__Set problem__
Can you give these items again with "bbox" switched to "bounding box", leaving everything else unchanged and omitting the pictures?
## Start
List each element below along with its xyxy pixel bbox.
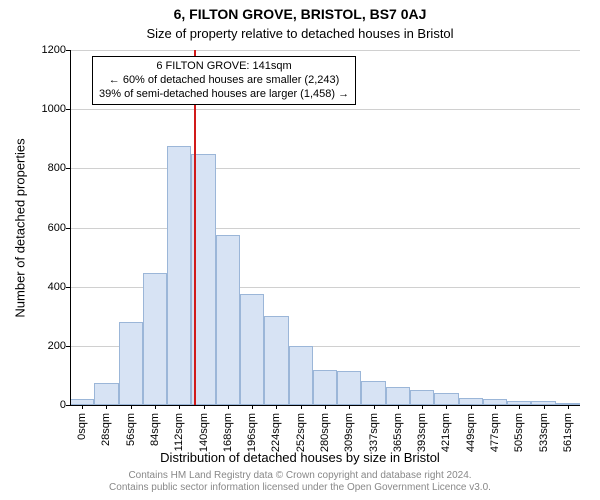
chart-subtitle: Size of property relative to detached ho…	[0, 26, 600, 41]
annotation-box: 6 FILTON GROVE: 141sqm← 60% of detached …	[92, 56, 356, 105]
y-tick-mark	[66, 346, 70, 347]
histogram-bar	[240, 294, 264, 405]
x-tick-label: 112sqm	[173, 413, 185, 451]
x-tick-mark	[422, 405, 423, 409]
y-axis-line	[70, 50, 71, 405]
x-tick-label: 140sqm	[198, 413, 210, 452]
y-tick-label: 200	[6, 340, 66, 352]
chart-title: 6, FILTON GROVE, BRISTOL, BS7 0AJ	[0, 6, 600, 22]
histogram-bar	[289, 346, 313, 405]
x-tick-mark	[228, 405, 229, 409]
y-tick-label: 600	[6, 222, 66, 234]
x-tick-label: 449sqm	[465, 413, 477, 452]
plot-area: 6 FILTON GROVE: 141sqm← 60% of detached …	[70, 50, 580, 405]
histogram-bar	[216, 235, 240, 405]
annotation-line: 6 FILTON GROVE: 141sqm	[99, 60, 349, 74]
grid-line	[70, 109, 580, 110]
x-tick-label: 252sqm	[295, 413, 307, 452]
histogram-bar	[459, 398, 483, 405]
x-tick-mark	[495, 405, 496, 409]
y-tick-mark	[66, 228, 70, 229]
x-tick-mark	[398, 405, 399, 409]
x-tick-mark	[276, 405, 277, 409]
y-tick-mark	[66, 109, 70, 110]
x-tick-mark	[471, 405, 472, 409]
x-tick-label: 421sqm	[440, 413, 452, 452]
histogram-bar	[264, 316, 288, 405]
histogram-bar	[361, 381, 385, 405]
footer-line-1: Contains HM Land Registry data © Crown c…	[0, 470, 600, 482]
x-tick-mark	[179, 405, 180, 409]
y-tick-mark	[66, 287, 70, 288]
annotation-line: 39% of semi-detached houses are larger (…	[99, 88, 349, 102]
x-tick-mark	[82, 405, 83, 409]
x-tick-mark	[325, 405, 326, 409]
x-tick-mark	[155, 405, 156, 409]
x-tick-mark	[568, 405, 569, 409]
x-tick-label: 533sqm	[538, 413, 550, 452]
histogram-bar	[94, 383, 118, 405]
x-tick-label: 84sqm	[149, 413, 161, 446]
x-tick-label: 0sqm	[76, 413, 88, 440]
x-tick-label: 477sqm	[489, 413, 501, 452]
y-tick-label: 1200	[6, 44, 66, 56]
chart-container: 6, FILTON GROVE, BRISTOL, BS7 0AJ Size o…	[0, 0, 600, 500]
x-tick-label: 196sqm	[246, 413, 258, 452]
x-axis-label: Distribution of detached houses by size …	[0, 450, 600, 465]
histogram-bar	[143, 273, 167, 405]
x-tick-label: 280sqm	[319, 413, 331, 452]
y-tick-label: 0	[6, 399, 66, 411]
x-tick-mark	[446, 405, 447, 409]
x-tick-label: 505sqm	[513, 413, 525, 452]
y-tick-label: 800	[6, 162, 66, 174]
x-tick-mark	[349, 405, 350, 409]
x-tick-label: 309sqm	[343, 413, 355, 452]
footer-attribution: Contains HM Land Registry data © Crown c…	[0, 470, 600, 494]
x-tick-mark	[544, 405, 545, 409]
grid-line	[70, 168, 580, 169]
y-tick-label: 1000	[6, 103, 66, 115]
histogram-bar	[119, 322, 143, 405]
x-tick-label: 337sqm	[368, 413, 380, 452]
histogram-bar	[167, 146, 191, 405]
footer-line-2: Contains public sector information licen…	[0, 482, 600, 494]
x-tick-mark	[252, 405, 253, 409]
annotation-line: ← 60% of detached houses are smaller (2,…	[99, 74, 349, 88]
x-tick-mark	[519, 405, 520, 409]
x-tick-mark	[106, 405, 107, 409]
x-tick-label: 168sqm	[222, 413, 234, 452]
x-tick-label: 224sqm	[270, 413, 282, 452]
x-tick-label: 28sqm	[100, 413, 112, 446]
x-tick-mark	[204, 405, 205, 409]
y-tick-mark	[66, 50, 70, 51]
x-tick-mark	[301, 405, 302, 409]
x-tick-mark	[131, 405, 132, 409]
grid-line	[70, 228, 580, 229]
x-tick-label: 561sqm	[562, 413, 574, 452]
y-tick-mark	[66, 168, 70, 169]
x-tick-mark	[374, 405, 375, 409]
y-tick-mark	[66, 405, 70, 406]
histogram-bar	[434, 393, 458, 405]
x-tick-label: 56sqm	[125, 413, 137, 446]
y-tick-label: 400	[6, 281, 66, 293]
histogram-bar	[410, 390, 434, 405]
histogram-bar	[337, 371, 361, 405]
histogram-bar	[313, 370, 337, 406]
x-tick-label: 365sqm	[392, 413, 404, 452]
grid-line	[70, 50, 580, 51]
x-tick-label: 393sqm	[416, 413, 428, 452]
histogram-bar	[386, 387, 410, 405]
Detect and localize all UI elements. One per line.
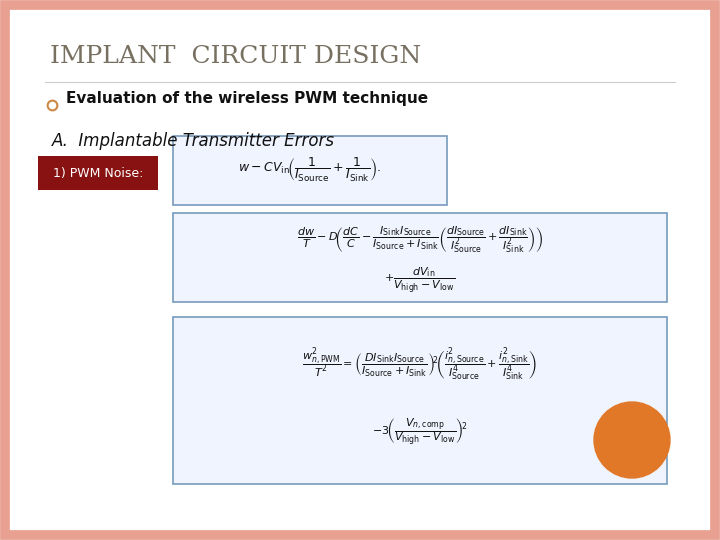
## End
__Task result__
List each element below along with its xyxy pixel bounding box.
chart-subtitle: Size of property relative to detached ho…	[0, 26, 600, 41]
annotation-box: 6 FILTON GROVE: 141sqm← 60% of detached …	[92, 56, 356, 105]
y-tick-mark	[66, 346, 70, 347]
histogram-bar	[240, 294, 264, 405]
x-tick-label: 112sqm	[173, 413, 185, 451]
x-tick-mark	[422, 405, 423, 409]
y-axis-line	[70, 50, 71, 405]
x-tick-label: 140sqm	[198, 413, 210, 452]
y-tick-label: 200	[6, 340, 66, 352]
chart-title: 6, FILTON GROVE, BRISTOL, BS7 0AJ	[0, 6, 600, 22]
histogram-bar	[289, 346, 313, 405]
x-tick-mark	[228, 405, 229, 409]
y-tick-label: 600	[6, 222, 66, 234]
x-tick-label: 449sqm	[465, 413, 477, 452]
plot-area: 6 FILTON GROVE: 141sqm← 60% of detached …	[70, 50, 580, 405]
histogram-bar	[216, 235, 240, 405]
annotation-line: 6 FILTON GROVE: 141sqm	[99, 60, 349, 74]
grid-line	[70, 109, 580, 110]
x-tick-label: 252sqm	[295, 413, 307, 452]
histogram-bar	[459, 398, 483, 405]
x-tick-mark	[495, 405, 496, 409]
y-tick-mark	[66, 228, 70, 229]
x-tick-mark	[398, 405, 399, 409]
x-tick-mark	[276, 405, 277, 409]
y-tick-mark	[66, 109, 70, 110]
x-tick-mark	[471, 405, 472, 409]
x-tick-label: 421sqm	[440, 413, 452, 452]
histogram-bar	[264, 316, 288, 405]
histogram-bar	[361, 381, 385, 405]
footer-line-1: Contains HM Land Registry data © Crown c…	[0, 470, 600, 482]
x-tick-mark	[179, 405, 180, 409]
y-tick-mark	[66, 287, 70, 288]
annotation-line: 39% of semi-detached houses are larger (…	[99, 88, 349, 102]
x-tick-mark	[82, 405, 83, 409]
x-tick-mark	[325, 405, 326, 409]
x-tick-mark	[155, 405, 156, 409]
x-tick-mark	[568, 405, 569, 409]
x-tick-label: 533sqm	[538, 413, 550, 452]
histogram-bar	[94, 383, 118, 405]
x-tick-label: 84sqm	[149, 413, 161, 446]
x-tick-label: 0sqm	[76, 413, 88, 440]
x-tick-label: 477sqm	[489, 413, 501, 452]
y-tick-label: 1200	[6, 44, 66, 56]
chart-container: 6, FILTON GROVE, BRISTOL, BS7 0AJ Size o…	[0, 0, 600, 500]
x-tick-label: 196sqm	[246, 413, 258, 452]
x-axis-label: Distribution of detached houses by size …	[0, 450, 600, 465]
histogram-bar	[143, 273, 167, 405]
x-tick-label: 280sqm	[319, 413, 331, 452]
y-tick-label: 0	[6, 399, 66, 411]
x-tick-mark	[446, 405, 447, 409]
x-tick-label: 505sqm	[513, 413, 525, 452]
y-tick-label: 800	[6, 162, 66, 174]
x-tick-mark	[349, 405, 350, 409]
x-tick-label: 309sqm	[343, 413, 355, 452]
footer-attribution: Contains HM Land Registry data © Crown c…	[0, 470, 600, 494]
x-tick-mark	[544, 405, 545, 409]
grid-line	[70, 168, 580, 169]
y-tick-label: 1000	[6, 103, 66, 115]
histogram-bar	[119, 322, 143, 405]
x-tick-label: 337sqm	[368, 413, 380, 452]
histogram-bar	[167, 146, 191, 405]
footer-line-2: Contains public sector information licen…	[0, 482, 600, 494]
x-tick-mark	[252, 405, 253, 409]
annotation-line: ← 60% of detached houses are smaller (2,…	[99, 74, 349, 88]
x-tick-mark	[519, 405, 520, 409]
x-tick-mark	[106, 405, 107, 409]
x-tick-label: 168sqm	[222, 413, 234, 452]
x-tick-label: 224sqm	[270, 413, 282, 452]
x-tick-label: 28sqm	[100, 413, 112, 446]
x-tick-mark	[204, 405, 205, 409]
y-tick-mark	[66, 50, 70, 51]
x-tick-mark	[301, 405, 302, 409]
x-tick-mark	[131, 405, 132, 409]
grid-line	[70, 228, 580, 229]
x-tick-label: 561sqm	[562, 413, 574, 452]
y-tick-mark	[66, 168, 70, 169]
x-tick-mark	[374, 405, 375, 409]
y-tick-mark	[66, 405, 70, 406]
histogram-bar	[434, 393, 458, 405]
x-tick-label: 56sqm	[125, 413, 137, 446]
y-tick-label: 400	[6, 281, 66, 293]
histogram-bar	[410, 390, 434, 405]
histogram-bar	[337, 371, 361, 405]
histogram-bar	[313, 370, 337, 406]
x-tick-label: 365sqm	[392, 413, 404, 452]
grid-line	[70, 50, 580, 51]
x-tick-label: 393sqm	[416, 413, 428, 452]
histogram-bar	[386, 387, 410, 405]
Detect and localize all UI elements. One per line.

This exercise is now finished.